-- BEGIN --

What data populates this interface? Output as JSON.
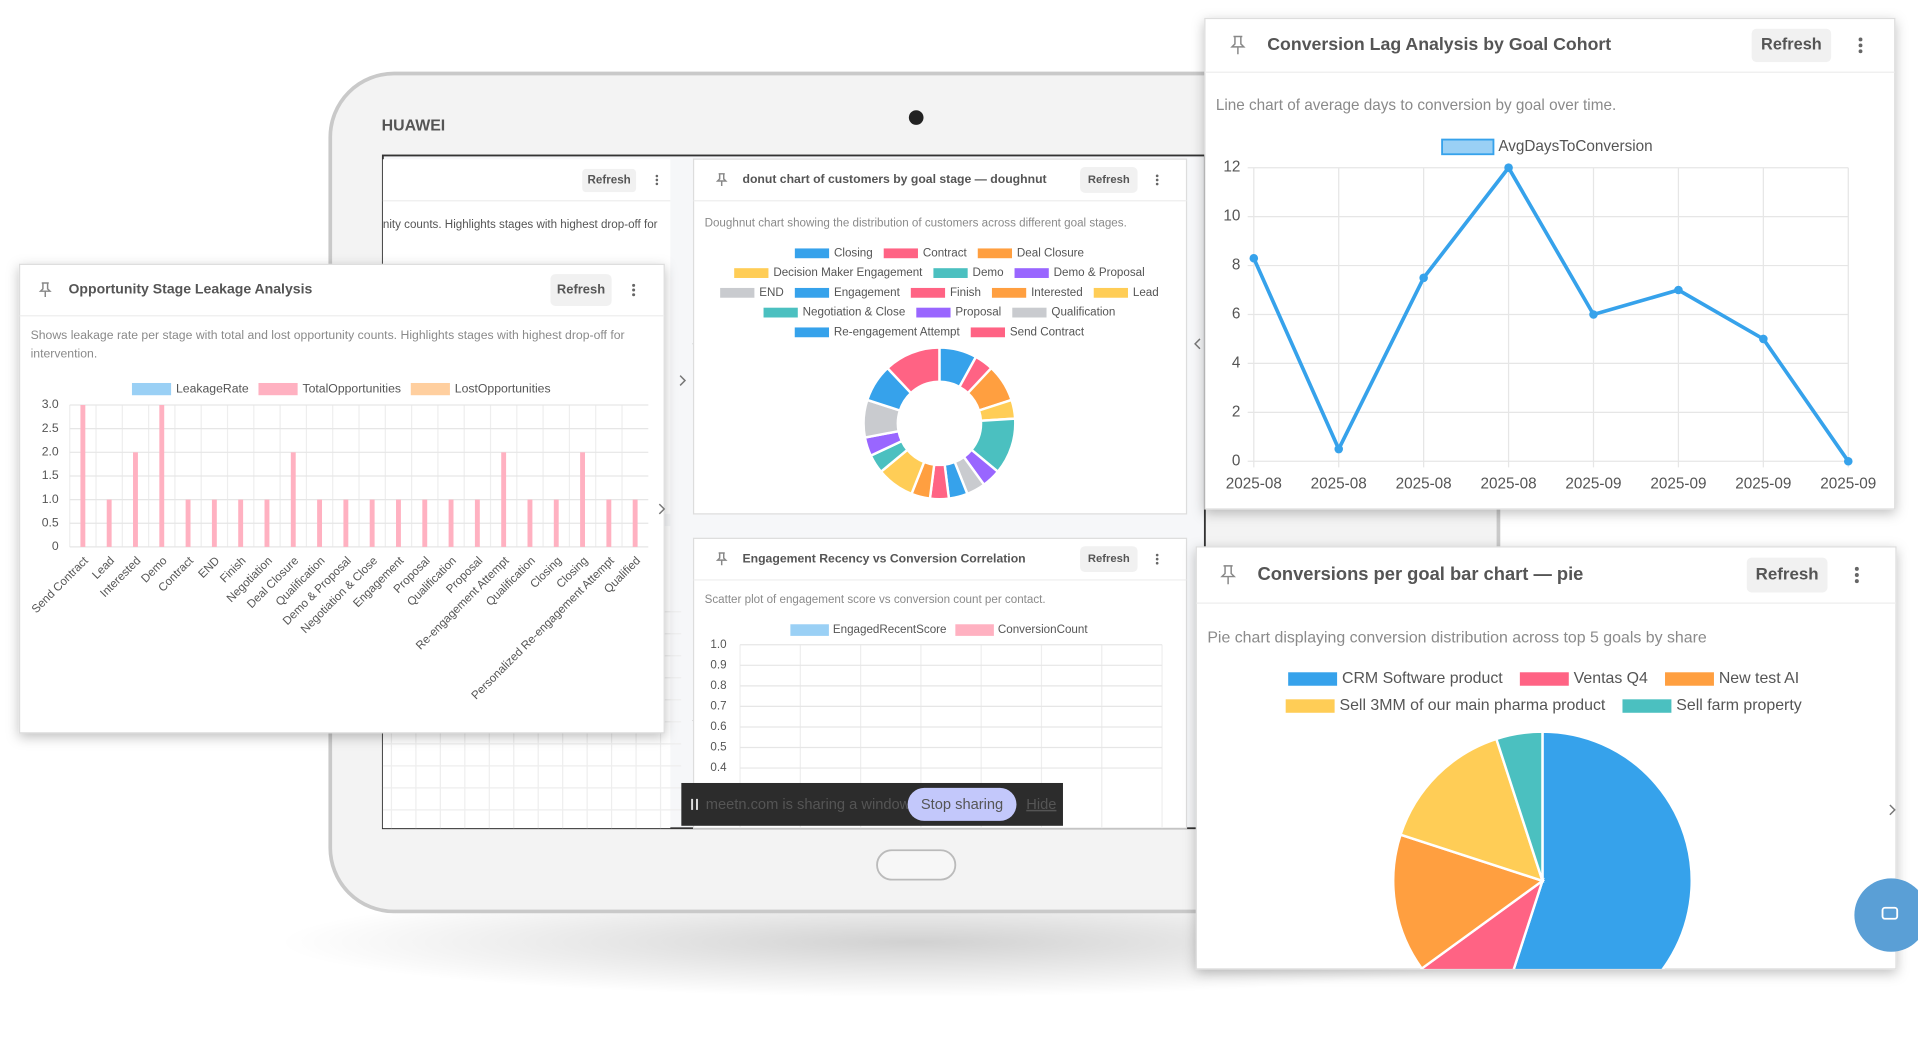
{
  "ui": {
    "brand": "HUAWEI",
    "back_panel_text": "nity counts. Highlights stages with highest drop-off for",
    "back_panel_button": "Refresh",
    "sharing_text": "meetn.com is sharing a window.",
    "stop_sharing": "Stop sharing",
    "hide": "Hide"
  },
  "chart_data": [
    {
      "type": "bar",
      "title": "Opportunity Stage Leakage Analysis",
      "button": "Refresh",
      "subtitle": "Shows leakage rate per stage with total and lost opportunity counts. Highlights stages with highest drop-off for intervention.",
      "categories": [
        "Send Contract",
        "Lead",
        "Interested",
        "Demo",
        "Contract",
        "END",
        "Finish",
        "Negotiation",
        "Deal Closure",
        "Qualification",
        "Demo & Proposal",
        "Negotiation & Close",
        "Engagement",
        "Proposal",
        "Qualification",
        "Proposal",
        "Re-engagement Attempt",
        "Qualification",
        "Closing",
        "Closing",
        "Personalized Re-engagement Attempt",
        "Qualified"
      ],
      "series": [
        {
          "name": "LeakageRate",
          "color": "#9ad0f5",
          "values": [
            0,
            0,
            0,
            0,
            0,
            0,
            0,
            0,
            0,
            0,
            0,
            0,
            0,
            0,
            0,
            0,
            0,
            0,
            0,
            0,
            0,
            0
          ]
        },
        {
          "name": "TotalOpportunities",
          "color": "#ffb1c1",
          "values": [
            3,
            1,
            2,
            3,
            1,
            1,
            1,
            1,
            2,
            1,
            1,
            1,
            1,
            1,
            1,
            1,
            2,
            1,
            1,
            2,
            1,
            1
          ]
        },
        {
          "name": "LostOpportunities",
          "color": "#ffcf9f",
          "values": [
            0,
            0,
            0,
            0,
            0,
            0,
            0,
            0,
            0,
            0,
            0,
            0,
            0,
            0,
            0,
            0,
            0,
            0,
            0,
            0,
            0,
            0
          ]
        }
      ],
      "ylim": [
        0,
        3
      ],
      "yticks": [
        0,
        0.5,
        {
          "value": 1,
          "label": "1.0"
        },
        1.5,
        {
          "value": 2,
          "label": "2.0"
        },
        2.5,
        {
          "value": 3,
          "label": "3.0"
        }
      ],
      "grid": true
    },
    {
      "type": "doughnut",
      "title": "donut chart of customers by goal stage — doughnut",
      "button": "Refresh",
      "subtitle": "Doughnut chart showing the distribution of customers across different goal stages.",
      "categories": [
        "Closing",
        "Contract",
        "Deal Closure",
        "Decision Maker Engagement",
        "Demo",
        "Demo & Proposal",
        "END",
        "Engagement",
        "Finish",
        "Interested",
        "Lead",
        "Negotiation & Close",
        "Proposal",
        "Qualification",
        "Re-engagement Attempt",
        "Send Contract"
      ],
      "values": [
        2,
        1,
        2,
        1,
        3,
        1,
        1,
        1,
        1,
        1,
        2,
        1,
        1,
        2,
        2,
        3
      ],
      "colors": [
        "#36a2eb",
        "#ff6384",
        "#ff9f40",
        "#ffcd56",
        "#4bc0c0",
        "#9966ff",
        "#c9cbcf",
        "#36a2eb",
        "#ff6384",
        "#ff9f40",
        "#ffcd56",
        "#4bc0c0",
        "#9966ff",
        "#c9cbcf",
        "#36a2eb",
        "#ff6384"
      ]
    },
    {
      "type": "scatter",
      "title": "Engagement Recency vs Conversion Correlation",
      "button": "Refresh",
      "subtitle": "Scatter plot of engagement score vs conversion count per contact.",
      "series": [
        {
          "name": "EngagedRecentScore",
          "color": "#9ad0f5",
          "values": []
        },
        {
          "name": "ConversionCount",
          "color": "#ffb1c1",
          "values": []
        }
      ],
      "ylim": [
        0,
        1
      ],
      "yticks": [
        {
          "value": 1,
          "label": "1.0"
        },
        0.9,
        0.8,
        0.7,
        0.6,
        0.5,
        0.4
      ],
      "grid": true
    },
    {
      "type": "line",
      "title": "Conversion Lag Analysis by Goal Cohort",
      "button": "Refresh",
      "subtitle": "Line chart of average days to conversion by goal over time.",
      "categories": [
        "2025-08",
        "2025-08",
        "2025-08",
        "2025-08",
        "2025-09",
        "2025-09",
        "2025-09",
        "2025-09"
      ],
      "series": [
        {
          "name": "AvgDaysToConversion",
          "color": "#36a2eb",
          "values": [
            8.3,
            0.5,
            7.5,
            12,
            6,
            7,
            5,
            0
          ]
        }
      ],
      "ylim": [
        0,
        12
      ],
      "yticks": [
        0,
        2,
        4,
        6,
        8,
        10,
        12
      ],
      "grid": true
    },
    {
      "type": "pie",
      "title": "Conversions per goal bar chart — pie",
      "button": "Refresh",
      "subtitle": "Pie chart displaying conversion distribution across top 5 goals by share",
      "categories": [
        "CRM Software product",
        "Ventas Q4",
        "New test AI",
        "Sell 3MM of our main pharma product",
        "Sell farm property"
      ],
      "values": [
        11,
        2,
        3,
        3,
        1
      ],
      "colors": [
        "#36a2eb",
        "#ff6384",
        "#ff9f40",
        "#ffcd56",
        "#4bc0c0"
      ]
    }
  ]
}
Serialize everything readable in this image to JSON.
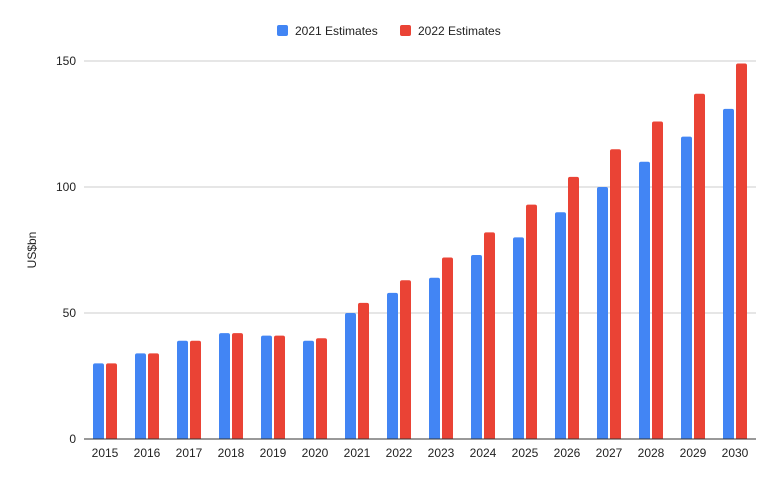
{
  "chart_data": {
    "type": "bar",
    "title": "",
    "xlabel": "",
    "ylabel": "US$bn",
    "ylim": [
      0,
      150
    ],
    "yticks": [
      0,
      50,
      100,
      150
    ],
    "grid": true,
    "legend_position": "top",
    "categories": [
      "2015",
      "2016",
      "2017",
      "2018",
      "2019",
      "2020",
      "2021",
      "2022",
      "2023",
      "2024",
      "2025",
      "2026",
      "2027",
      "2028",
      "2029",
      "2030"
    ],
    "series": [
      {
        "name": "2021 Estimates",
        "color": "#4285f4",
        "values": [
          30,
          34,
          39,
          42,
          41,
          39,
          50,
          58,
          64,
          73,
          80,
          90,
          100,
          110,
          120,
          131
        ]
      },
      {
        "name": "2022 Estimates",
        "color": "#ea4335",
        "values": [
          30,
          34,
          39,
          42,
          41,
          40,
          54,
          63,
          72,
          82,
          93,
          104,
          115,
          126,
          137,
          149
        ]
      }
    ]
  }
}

-- END --

### What you will do
Quote the data exactly, leaving every image out of the copy.

### Response for this exercise
What data populates this interface? Output as JSON.
{
  "ui": {
    "brand": "HUAWEI",
    "back_panel_text": "nity counts. Highlights stages with highest drop-off for",
    "back_panel_button": "Refresh",
    "sharing_text": "meetn.com is sharing a window.",
    "stop_sharing": "Stop sharing",
    "hide": "Hide"
  },
  "chart_data": [
    {
      "type": "bar",
      "title": "Opportunity Stage Leakage Analysis",
      "button": "Refresh",
      "subtitle": "Shows leakage rate per stage with total and lost opportunity counts. Highlights stages with highest drop-off for intervention.",
      "categories": [
        "Send Contract",
        "Lead",
        "Interested",
        "Demo",
        "Contract",
        "END",
        "Finish",
        "Negotiation",
        "Deal Closure",
        "Qualification",
        "Demo & Proposal",
        "Negotiation & Close",
        "Engagement",
        "Proposal",
        "Qualification",
        "Proposal",
        "Re-engagement Attempt",
        "Qualification",
        "Closing",
        "Closing",
        "Personalized Re-engagement Attempt",
        "Qualified"
      ],
      "series": [
        {
          "name": "LeakageRate",
          "color": "#9ad0f5",
          "values": [
            0,
            0,
            0,
            0,
            0,
            0,
            0,
            0,
            0,
            0,
            0,
            0,
            0,
            0,
            0,
            0,
            0,
            0,
            0,
            0,
            0,
            0
          ]
        },
        {
          "name": "TotalOpportunities",
          "color": "#ffb1c1",
          "values": [
            3,
            1,
            2,
            3,
            1,
            1,
            1,
            1,
            2,
            1,
            1,
            1,
            1,
            1,
            1,
            1,
            2,
            1,
            1,
            2,
            1,
            1
          ]
        },
        {
          "name": "LostOpportunities",
          "color": "#ffcf9f",
          "values": [
            0,
            0,
            0,
            0,
            0,
            0,
            0,
            0,
            0,
            0,
            0,
            0,
            0,
            0,
            0,
            0,
            0,
            0,
            0,
            0,
            0,
            0
          ]
        }
      ],
      "ylim": [
        0,
        3
      ],
      "yticks": [
        0,
        0.5,
        {
          "value": 1,
          "label": "1.0"
        },
        1.5,
        {
          "value": 2,
          "label": "2.0"
        },
        2.5,
        {
          "value": 3,
          "label": "3.0"
        }
      ],
      "grid": true
    },
    {
      "type": "doughnut",
      "title": "donut chart of customers by goal stage — doughnut",
      "button": "Refresh",
      "subtitle": "Doughnut chart showing the distribution of customers across different goal stages.",
      "categories": [
        "Closing",
        "Contract",
        "Deal Closure",
        "Decision Maker Engagement",
        "Demo",
        "Demo & Proposal",
        "END",
        "Engagement",
        "Finish",
        "Interested",
        "Lead",
        "Negotiation & Close",
        "Proposal",
        "Qualification",
        "Re-engagement Attempt",
        "Send Contract"
      ],
      "values": [
        2,
        1,
        2,
        1,
        3,
        1,
        1,
        1,
        1,
        1,
        2,
        1,
        1,
        2,
        2,
        3
      ],
      "colors": [
        "#36a2eb",
        "#ff6384",
        "#ff9f40",
        "#ffcd56",
        "#4bc0c0",
        "#9966ff",
        "#c9cbcf",
        "#36a2eb",
        "#ff6384",
        "#ff9f40",
        "#ffcd56",
        "#4bc0c0",
        "#9966ff",
        "#c9cbcf",
        "#36a2eb",
        "#ff6384"
      ]
    },
    {
      "type": "scatter",
      "title": "Engagement Recency vs Conversion Correlation",
      "button": "Refresh",
      "subtitle": "Scatter plot of engagement score vs conversion count per contact.",
      "series": [
        {
          "name": "EngagedRecentScore",
          "color": "#9ad0f5",
          "values": []
        },
        {
          "name": "ConversionCount",
          "color": "#ffb1c1",
          "values": []
        }
      ],
      "ylim": [
        0,
        1
      ],
      "yticks": [
        {
          "value": 1,
          "label": "1.0"
        },
        0.9,
        0.8,
        0.7,
        0.6,
        0.5,
        0.4
      ],
      "grid": true
    },
    {
      "type": "line",
      "title": "Conversion Lag Analysis by Goal Cohort",
      "button": "Refresh",
      "subtitle": "Line chart of average days to conversion by goal over time.",
      "categories": [
        "2025-08",
        "2025-08",
        "2025-08",
        "2025-08",
        "2025-09",
        "2025-09",
        "2025-09",
        "2025-09"
      ],
      "series": [
        {
          "name": "AvgDaysToConversion",
          "color": "#36a2eb",
          "values": [
            8.3,
            0.5,
            7.5,
            12,
            6,
            7,
            5,
            0
          ]
        }
      ],
      "ylim": [
        0,
        12
      ],
      "yticks": [
        0,
        2,
        4,
        6,
        8,
        10,
        12
      ],
      "grid": true
    },
    {
      "type": "pie",
      "title": "Conversions per goal bar chart — pie",
      "button": "Refresh",
      "subtitle": "Pie chart displaying conversion distribution across top 5 goals by share",
      "categories": [
        "CRM Software product",
        "Ventas Q4",
        "New test AI",
        "Sell 3MM of our main pharma product",
        "Sell farm property"
      ],
      "values": [
        11,
        2,
        3,
        3,
        1
      ],
      "colors": [
        "#36a2eb",
        "#ff6384",
        "#ff9f40",
        "#ffcd56",
        "#4bc0c0"
      ]
    }
  ]
}
Serialize everything readable in this image to JSON.
{
  "chart_data": {
    "type": "bar",
    "title": "",
    "xlabel": "",
    "ylabel": "US$bn",
    "ylim": [
      0,
      150
    ],
    "yticks": [
      0,
      50,
      100,
      150
    ],
    "grid": true,
    "legend_position": "top",
    "categories": [
      "2015",
      "2016",
      "2017",
      "2018",
      "2019",
      "2020",
      "2021",
      "2022",
      "2023",
      "2024",
      "2025",
      "2026",
      "2027",
      "2028",
      "2029",
      "2030"
    ],
    "series": [
      {
        "name": "2021 Estimates",
        "color": "#4285f4",
        "values": [
          30,
          34,
          39,
          42,
          41,
          39,
          50,
          58,
          64,
          73,
          80,
          90,
          100,
          110,
          120,
          131
        ]
      },
      {
        "name": "2022 Estimates",
        "color": "#ea4335",
        "values": [
          30,
          34,
          39,
          42,
          41,
          40,
          54,
          63,
          72,
          82,
          93,
          104,
          115,
          126,
          137,
          149
        ]
      }
    ]
  }
}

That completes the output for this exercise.